• RECORD EXTRACTS

· · · · ·

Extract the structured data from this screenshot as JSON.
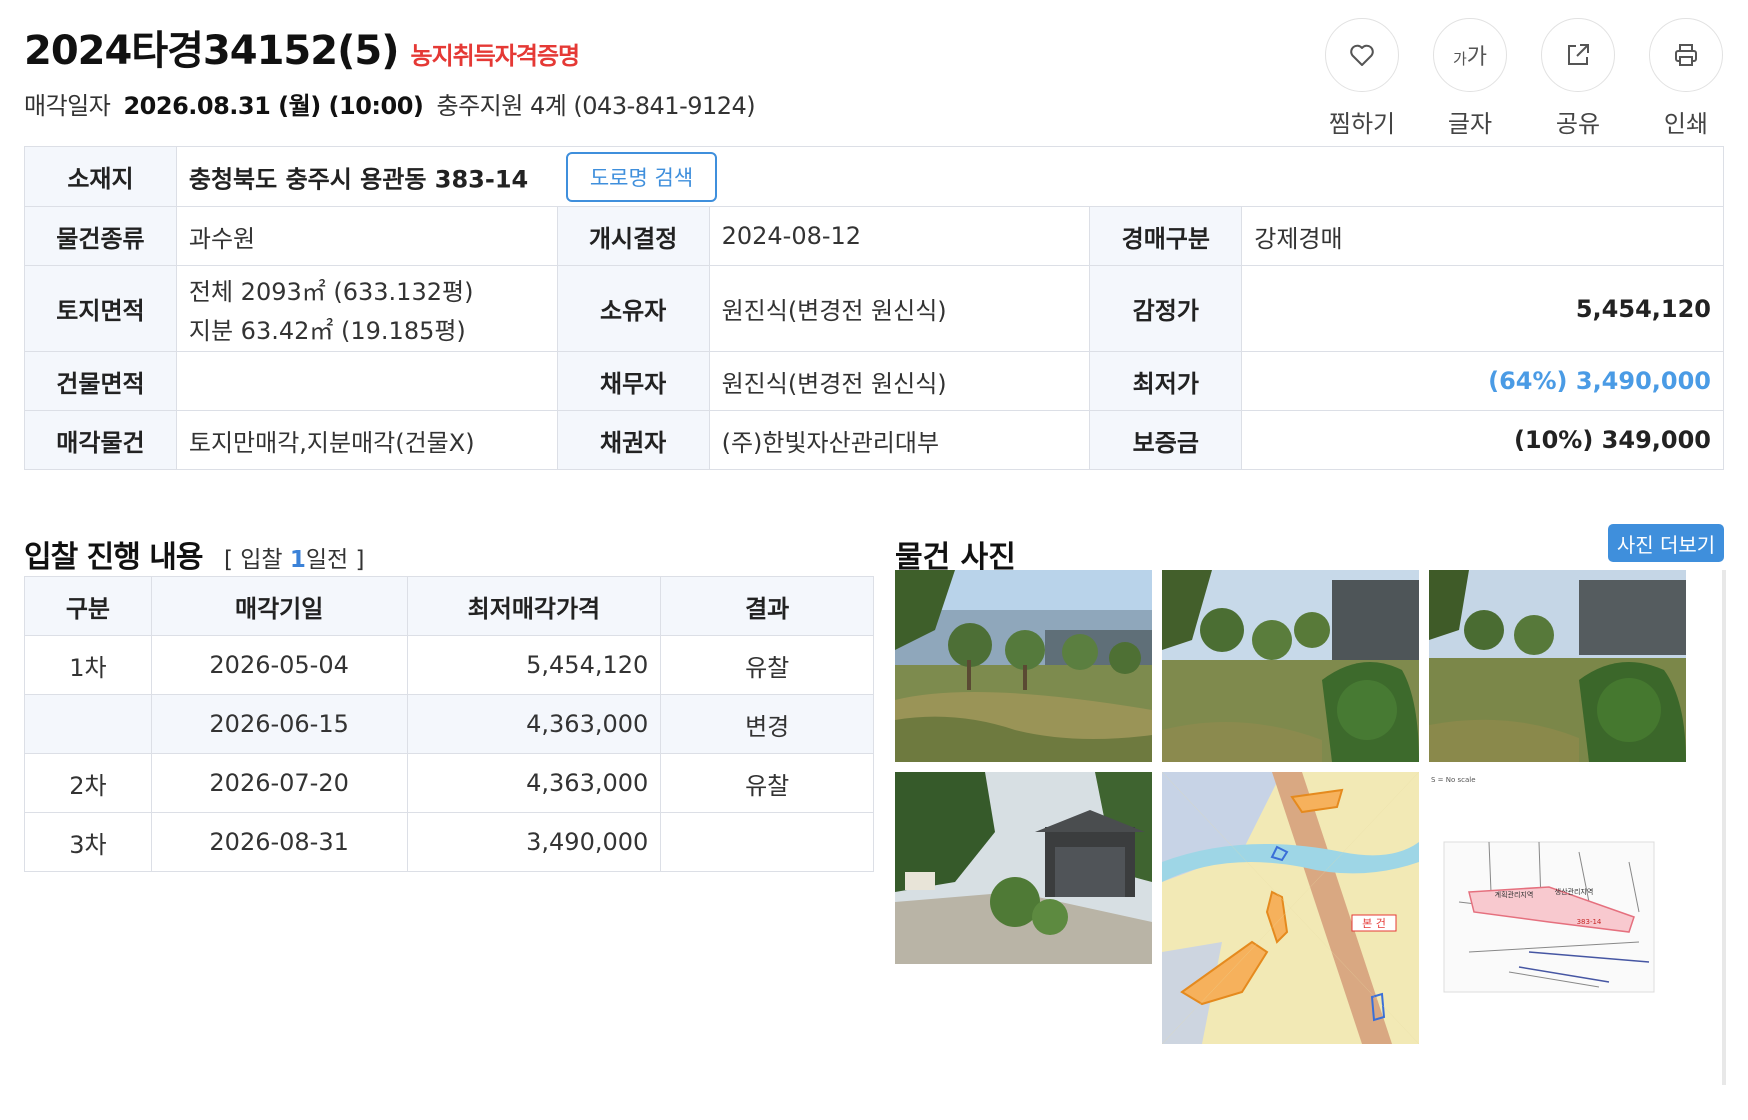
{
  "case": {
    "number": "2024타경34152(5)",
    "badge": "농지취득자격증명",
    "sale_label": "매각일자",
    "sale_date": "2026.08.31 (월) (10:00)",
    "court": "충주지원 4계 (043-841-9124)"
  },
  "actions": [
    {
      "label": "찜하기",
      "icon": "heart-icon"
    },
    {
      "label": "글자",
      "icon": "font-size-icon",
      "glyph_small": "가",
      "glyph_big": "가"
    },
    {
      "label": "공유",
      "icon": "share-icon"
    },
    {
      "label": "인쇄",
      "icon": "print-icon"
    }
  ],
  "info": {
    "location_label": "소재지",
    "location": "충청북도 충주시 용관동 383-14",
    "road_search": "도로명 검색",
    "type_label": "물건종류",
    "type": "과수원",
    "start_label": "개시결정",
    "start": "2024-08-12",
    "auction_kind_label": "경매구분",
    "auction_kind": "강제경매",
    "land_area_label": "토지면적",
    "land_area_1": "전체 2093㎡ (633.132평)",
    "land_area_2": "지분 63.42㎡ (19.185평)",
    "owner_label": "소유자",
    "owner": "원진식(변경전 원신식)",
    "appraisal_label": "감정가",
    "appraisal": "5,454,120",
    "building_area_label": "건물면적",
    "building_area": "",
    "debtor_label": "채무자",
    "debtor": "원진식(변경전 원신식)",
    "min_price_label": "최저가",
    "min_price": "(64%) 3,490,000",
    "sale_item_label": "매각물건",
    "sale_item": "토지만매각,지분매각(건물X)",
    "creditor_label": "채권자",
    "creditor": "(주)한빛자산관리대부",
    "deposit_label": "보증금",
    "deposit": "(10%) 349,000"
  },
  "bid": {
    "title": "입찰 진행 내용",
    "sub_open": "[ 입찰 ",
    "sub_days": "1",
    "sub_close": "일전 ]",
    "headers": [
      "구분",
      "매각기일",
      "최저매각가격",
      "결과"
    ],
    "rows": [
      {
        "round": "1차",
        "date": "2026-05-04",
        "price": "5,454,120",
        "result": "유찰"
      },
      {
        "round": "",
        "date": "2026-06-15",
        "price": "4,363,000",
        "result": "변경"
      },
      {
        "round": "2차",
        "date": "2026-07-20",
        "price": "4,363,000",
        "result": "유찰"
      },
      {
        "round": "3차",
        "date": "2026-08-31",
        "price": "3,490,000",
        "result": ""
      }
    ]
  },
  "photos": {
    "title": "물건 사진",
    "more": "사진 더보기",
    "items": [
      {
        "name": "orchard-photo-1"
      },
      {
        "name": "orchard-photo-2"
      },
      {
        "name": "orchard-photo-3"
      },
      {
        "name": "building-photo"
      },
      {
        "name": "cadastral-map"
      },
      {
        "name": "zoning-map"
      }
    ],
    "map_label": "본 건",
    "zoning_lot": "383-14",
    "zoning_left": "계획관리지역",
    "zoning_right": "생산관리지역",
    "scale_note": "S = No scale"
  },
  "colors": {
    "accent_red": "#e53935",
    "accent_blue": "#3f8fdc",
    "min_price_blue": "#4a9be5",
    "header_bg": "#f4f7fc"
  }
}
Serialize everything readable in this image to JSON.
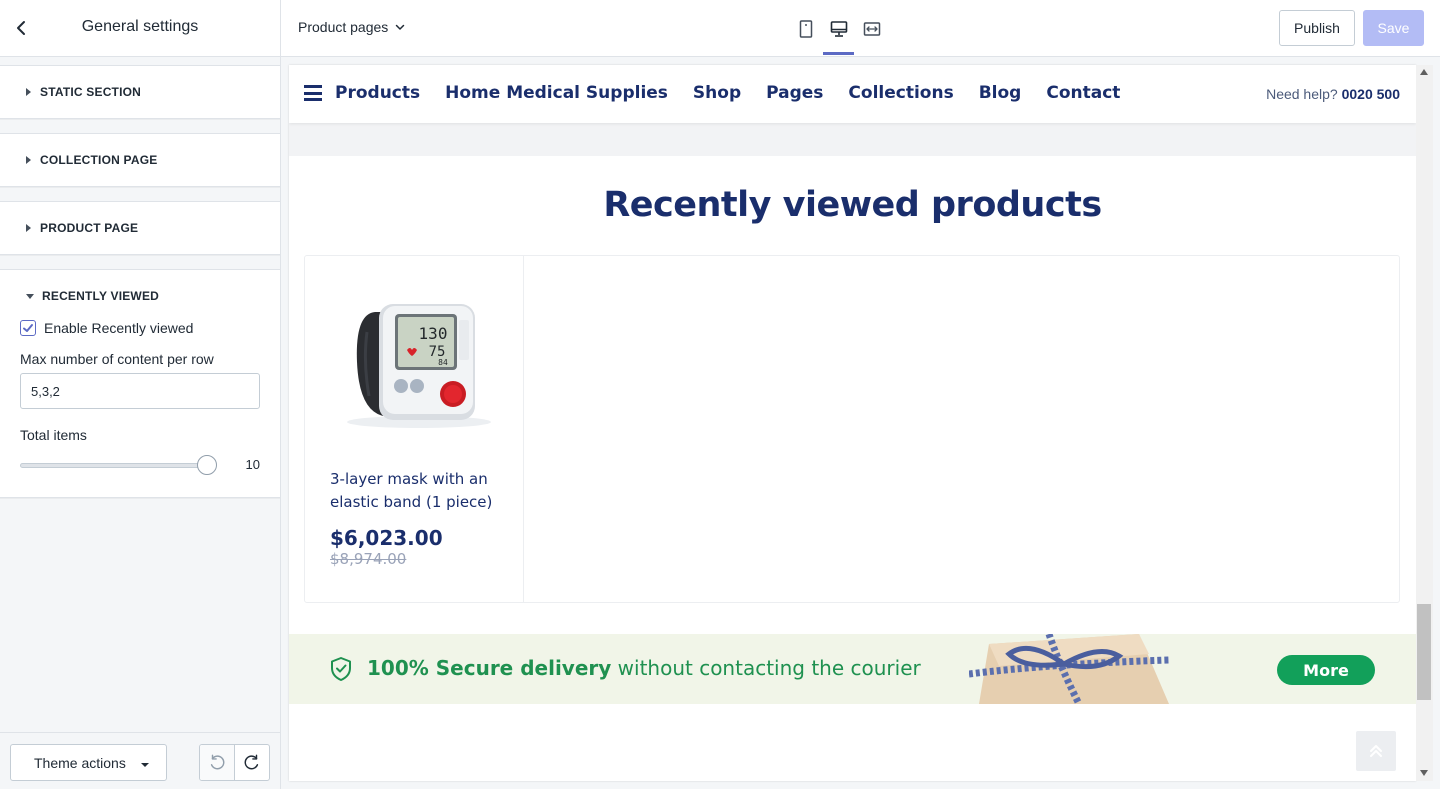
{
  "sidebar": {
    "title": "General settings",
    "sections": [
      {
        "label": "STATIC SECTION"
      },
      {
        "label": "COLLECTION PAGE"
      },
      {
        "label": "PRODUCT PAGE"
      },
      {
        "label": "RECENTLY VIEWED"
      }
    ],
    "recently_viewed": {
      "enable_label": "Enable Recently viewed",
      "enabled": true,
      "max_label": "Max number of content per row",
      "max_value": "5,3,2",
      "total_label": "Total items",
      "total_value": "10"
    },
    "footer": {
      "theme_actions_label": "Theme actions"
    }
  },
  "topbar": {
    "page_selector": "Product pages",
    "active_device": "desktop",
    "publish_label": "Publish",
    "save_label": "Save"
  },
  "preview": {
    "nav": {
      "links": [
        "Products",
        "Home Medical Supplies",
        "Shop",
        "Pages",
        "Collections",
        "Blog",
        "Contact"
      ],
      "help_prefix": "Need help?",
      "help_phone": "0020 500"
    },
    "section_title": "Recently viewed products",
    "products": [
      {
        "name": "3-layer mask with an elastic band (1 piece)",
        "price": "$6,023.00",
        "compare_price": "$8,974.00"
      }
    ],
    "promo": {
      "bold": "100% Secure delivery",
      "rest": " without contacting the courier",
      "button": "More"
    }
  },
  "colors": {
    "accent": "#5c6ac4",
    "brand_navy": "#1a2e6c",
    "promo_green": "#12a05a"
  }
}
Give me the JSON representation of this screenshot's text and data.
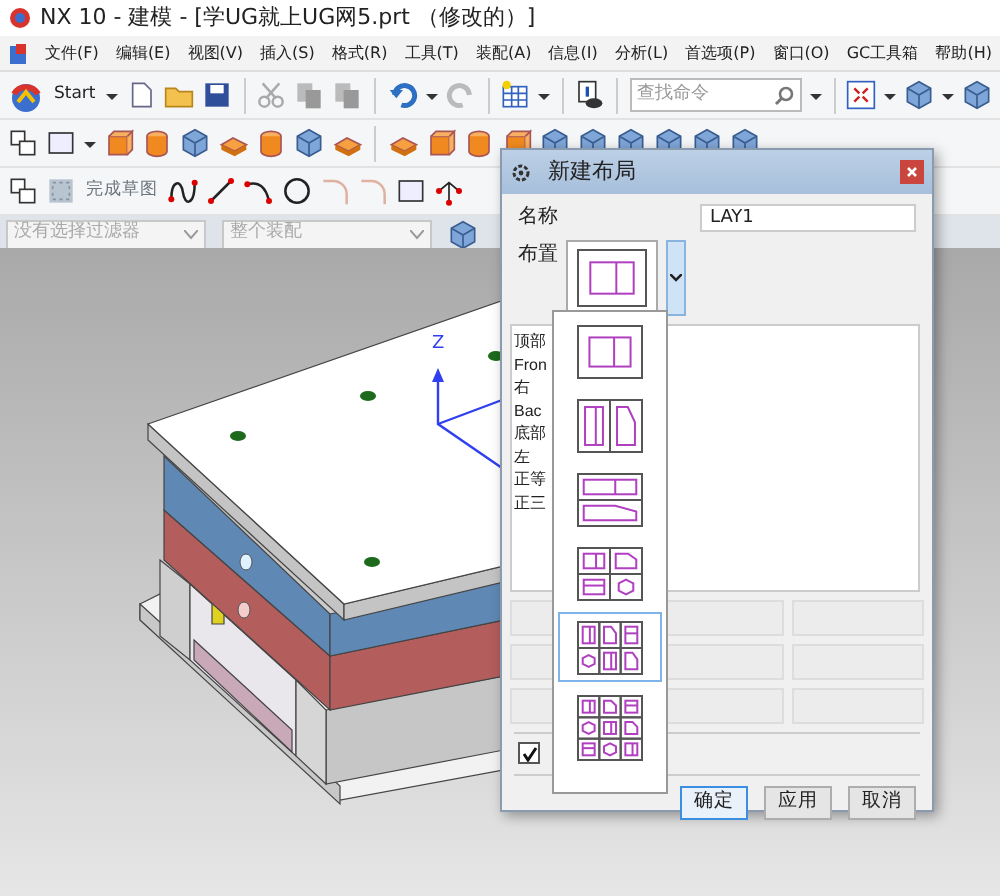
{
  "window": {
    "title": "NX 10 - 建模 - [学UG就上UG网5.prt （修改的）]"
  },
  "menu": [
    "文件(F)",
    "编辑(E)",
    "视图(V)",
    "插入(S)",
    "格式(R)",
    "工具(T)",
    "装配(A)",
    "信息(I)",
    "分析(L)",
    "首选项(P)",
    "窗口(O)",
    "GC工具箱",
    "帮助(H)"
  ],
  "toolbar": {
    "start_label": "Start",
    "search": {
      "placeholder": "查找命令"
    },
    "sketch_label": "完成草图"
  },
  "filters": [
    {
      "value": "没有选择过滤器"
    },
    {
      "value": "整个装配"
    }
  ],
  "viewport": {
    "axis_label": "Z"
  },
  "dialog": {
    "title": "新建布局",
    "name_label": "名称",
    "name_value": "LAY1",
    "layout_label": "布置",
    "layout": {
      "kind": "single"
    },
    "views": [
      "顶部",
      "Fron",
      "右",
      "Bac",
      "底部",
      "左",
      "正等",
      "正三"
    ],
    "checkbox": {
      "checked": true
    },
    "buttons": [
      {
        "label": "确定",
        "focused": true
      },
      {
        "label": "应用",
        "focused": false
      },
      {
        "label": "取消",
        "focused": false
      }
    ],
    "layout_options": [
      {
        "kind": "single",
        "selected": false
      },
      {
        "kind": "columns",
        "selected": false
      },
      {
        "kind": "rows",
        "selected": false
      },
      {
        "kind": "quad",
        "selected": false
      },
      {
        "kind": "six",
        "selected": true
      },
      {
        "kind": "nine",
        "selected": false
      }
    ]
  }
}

· · · · ·

• WRITTEN PROBLEM
Pictures appear in the records above. Output everything except them, exactly.

• FINAL RESULT
Extract the structured data from this screenshot as JSON.
{
  "case": {
    "number": "2024타경34152(5)",
    "badge": "농지취득자격증명",
    "sale_label": "매각일자",
    "sale_date": "2026.08.31 (월) (10:00)",
    "court": "충주지원 4계 (043-841-9124)"
  },
  "actions": [
    {
      "label": "찜하기",
      "icon": "heart-icon"
    },
    {
      "label": "글자",
      "icon": "font-size-icon",
      "glyph_small": "가",
      "glyph_big": "가"
    },
    {
      "label": "공유",
      "icon": "share-icon"
    },
    {
      "label": "인쇄",
      "icon": "print-icon"
    }
  ],
  "info": {
    "location_label": "소재지",
    "location": "충청북도 충주시 용관동 383-14",
    "road_search": "도로명 검색",
    "type_label": "물건종류",
    "type": "과수원",
    "start_label": "개시결정",
    "start": "2024-08-12",
    "auction_kind_label": "경매구분",
    "auction_kind": "강제경매",
    "land_area_label": "토지면적",
    "land_area_1": "전체 2093㎡ (633.132평)",
    "land_area_2": "지분 63.42㎡ (19.185평)",
    "owner_label": "소유자",
    "owner": "원진식(변경전 원신식)",
    "appraisal_label": "감정가",
    "appraisal": "5,454,120",
    "building_area_label": "건물면적",
    "building_area": "",
    "debtor_label": "채무자",
    "debtor": "원진식(변경전 원신식)",
    "min_price_label": "최저가",
    "min_price": "(64%) 3,490,000",
    "sale_item_label": "매각물건",
    "sale_item": "토지만매각,지분매각(건물X)",
    "creditor_label": "채권자",
    "creditor": "(주)한빛자산관리대부",
    "deposit_label": "보증금",
    "deposit": "(10%) 349,000"
  },
  "bid": {
    "title": "입찰 진행 내용",
    "sub_open": "[ 입찰 ",
    "sub_days": "1",
    "sub_close": "일전 ]",
    "headers": [
      "구분",
      "매각기일",
      "최저매각가격",
      "결과"
    ],
    "rows": [
      {
        "round": "1차",
        "date": "2026-05-04",
        "price": "5,454,120",
        "result": "유찰"
      },
      {
        "round": "",
        "date": "2026-06-15",
        "price": "4,363,000",
        "result": "변경"
      },
      {
        "round": "2차",
        "date": "2026-07-20",
        "price": "4,363,000",
        "result": "유찰"
      },
      {
        "round": "3차",
        "date": "2026-08-31",
        "price": "3,490,000",
        "result": ""
      }
    ]
  },
  "photos": {
    "title": "물건 사진",
    "more": "사진 더보기",
    "items": [
      {
        "name": "orchard-photo-1"
      },
      {
        "name": "orchard-photo-2"
      },
      {
        "name": "orchard-photo-3"
      },
      {
        "name": "building-photo"
      },
      {
        "name": "cadastral-map"
      },
      {
        "name": "zoning-map"
      }
    ],
    "map_label": "본 건",
    "zoning_lot": "383-14",
    "zoning_left": "계획관리지역",
    "zoning_right": "생산관리지역",
    "scale_note": "S = No scale"
  },
  "colors": {
    "accent_red": "#e53935",
    "accent_blue": "#3f8fdc",
    "min_price_blue": "#4a9be5",
    "header_bg": "#f4f7fc"
  }
}
Serialize everything readable in this image to JSON.
{
  "sidebar": {
    "title": "General settings",
    "sections": [
      {
        "label": "STATIC SECTION"
      },
      {
        "label": "COLLECTION PAGE"
      },
      {
        "label": "PRODUCT PAGE"
      },
      {
        "label": "RECENTLY VIEWED"
      }
    ],
    "recently_viewed": {
      "enable_label": "Enable Recently viewed",
      "enabled": true,
      "max_label": "Max number of content per row",
      "max_value": "5,3,2",
      "total_label": "Total items",
      "total_value": "10"
    },
    "footer": {
      "theme_actions_label": "Theme actions"
    }
  },
  "topbar": {
    "page_selector": "Product pages",
    "active_device": "desktop",
    "publish_label": "Publish",
    "save_label": "Save"
  },
  "preview": {
    "nav": {
      "links": [
        "Products",
        "Home Medical Supplies",
        "Shop",
        "Pages",
        "Collections",
        "Blog",
        "Contact"
      ],
      "help_prefix": "Need help?",
      "help_phone": "0020 500"
    },
    "section_title": "Recently viewed products",
    "products": [
      {
        "name": "3-layer mask with an elastic band (1 piece)",
        "price": "$6,023.00",
        "compare_price": "$8,974.00"
      }
    ],
    "promo": {
      "bold": "100% Secure delivery",
      "rest": " without contacting the courier",
      "button": "More"
    }
  },
  "colors": {
    "accent": "#5c6ac4",
    "brand_navy": "#1a2e6c",
    "promo_green": "#12a05a"
  }
}
Give me the JSON representation of this screenshot's text and data.
{
  "window": {
    "title": "NX 10 - 建模 - [学UG就上UG网5.prt （修改的）]"
  },
  "menu": [
    "文件(F)",
    "编辑(E)",
    "视图(V)",
    "插入(S)",
    "格式(R)",
    "工具(T)",
    "装配(A)",
    "信息(I)",
    "分析(L)",
    "首选项(P)",
    "窗口(O)",
    "GC工具箱",
    "帮助(H)"
  ],
  "toolbar": {
    "start_label": "Start",
    "search": {
      "placeholder": "查找命令"
    },
    "sketch_label": "完成草图"
  },
  "filters": [
    {
      "value": "没有选择过滤器"
    },
    {
      "value": "整个装配"
    }
  ],
  "viewport": {
    "axis_label": "Z"
  },
  "dialog": {
    "title": "新建布局",
    "name_label": "名称",
    "name_value": "LAY1",
    "layout_label": "布置",
    "layout": {
      "kind": "single"
    },
    "views": [
      "顶部",
      "Fron",
      "右",
      "Bac",
      "底部",
      "左",
      "正等",
      "正三"
    ],
    "checkbox": {
      "checked": true
    },
    "buttons": [
      {
        "label": "确定",
        "focused": true
      },
      {
        "label": "应用",
        "focused": false
      },
      {
        "label": "取消",
        "focused": false
      }
    ],
    "layout_options": [
      {
        "kind": "single",
        "selected": false
      },
      {
        "kind": "columns",
        "selected": false
      },
      {
        "kind": "rows",
        "selected": false
      },
      {
        "kind": "quad",
        "selected": false
      },
      {
        "kind": "six",
        "selected": true
      },
      {
        "kind": "nine",
        "selected": false
      }
    ]
  }
}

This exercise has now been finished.